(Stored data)
──────────

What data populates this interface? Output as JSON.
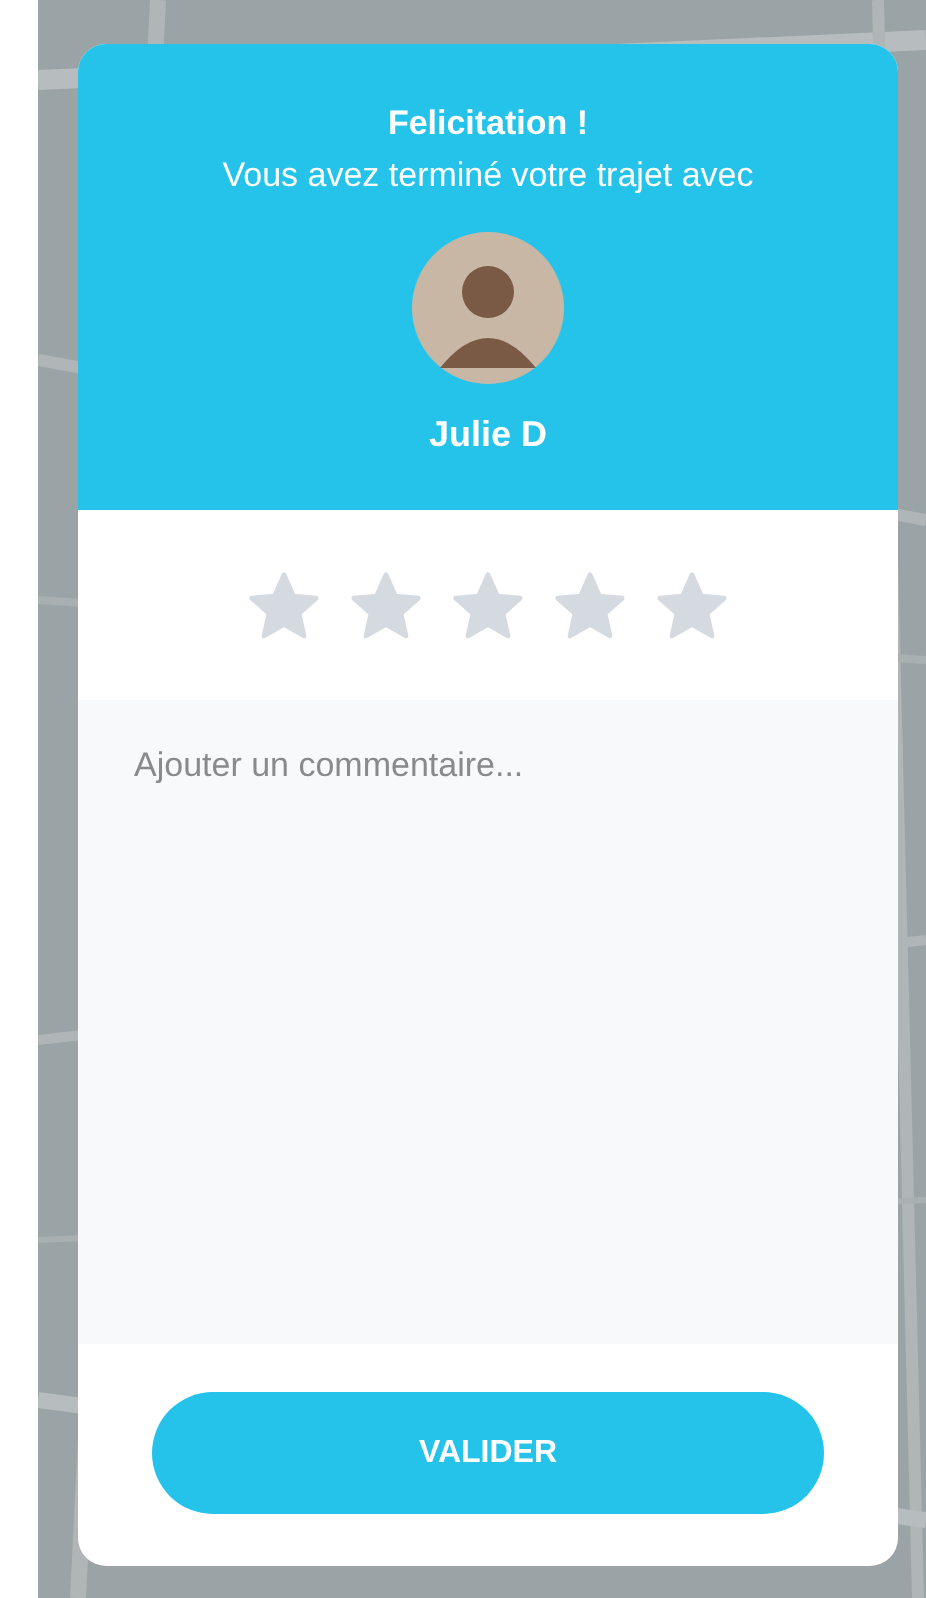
{
  "dialog": {
    "title": "Felicitation !",
    "message": "Vous avez terminé votre trajet avec",
    "driver_name": "Julie D",
    "rating": {
      "stars": 0
    },
    "comment": {
      "placeholder": "Ajouter un commentaire..."
    },
    "submit_button": "VALIDER"
  }
}
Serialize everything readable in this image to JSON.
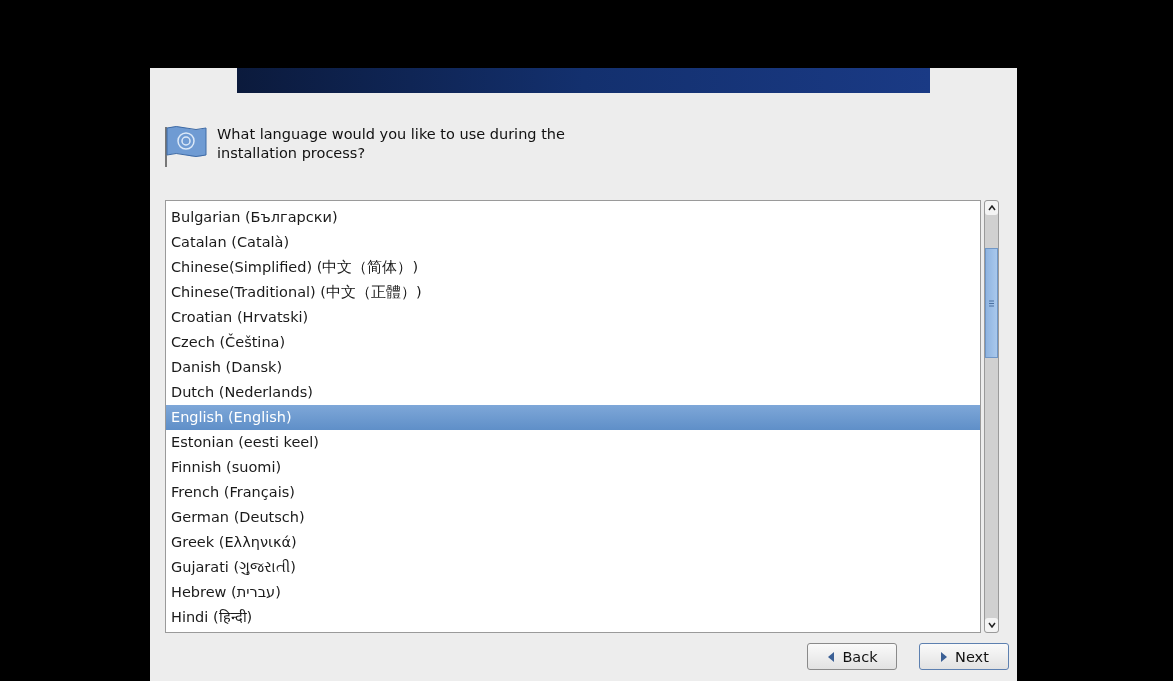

──────────

Each entry should be repeated exactly as it appears; the pictures stay out.

COMPLETE OUTPUT –
What data populates this interface? Output as JSON.
{
  "dialog": {
    "title": "Felicitation !",
    "message": "Vous avez terminé votre trajet avec",
    "driver_name": "Julie D",
    "rating": {
      "stars": 0
    },
    "comment": {
      "placeholder": "Ajouter un commentaire..."
    },
    "submit_button": "VALIDER"
  }
}
Serialize everything readable in this image to JSON.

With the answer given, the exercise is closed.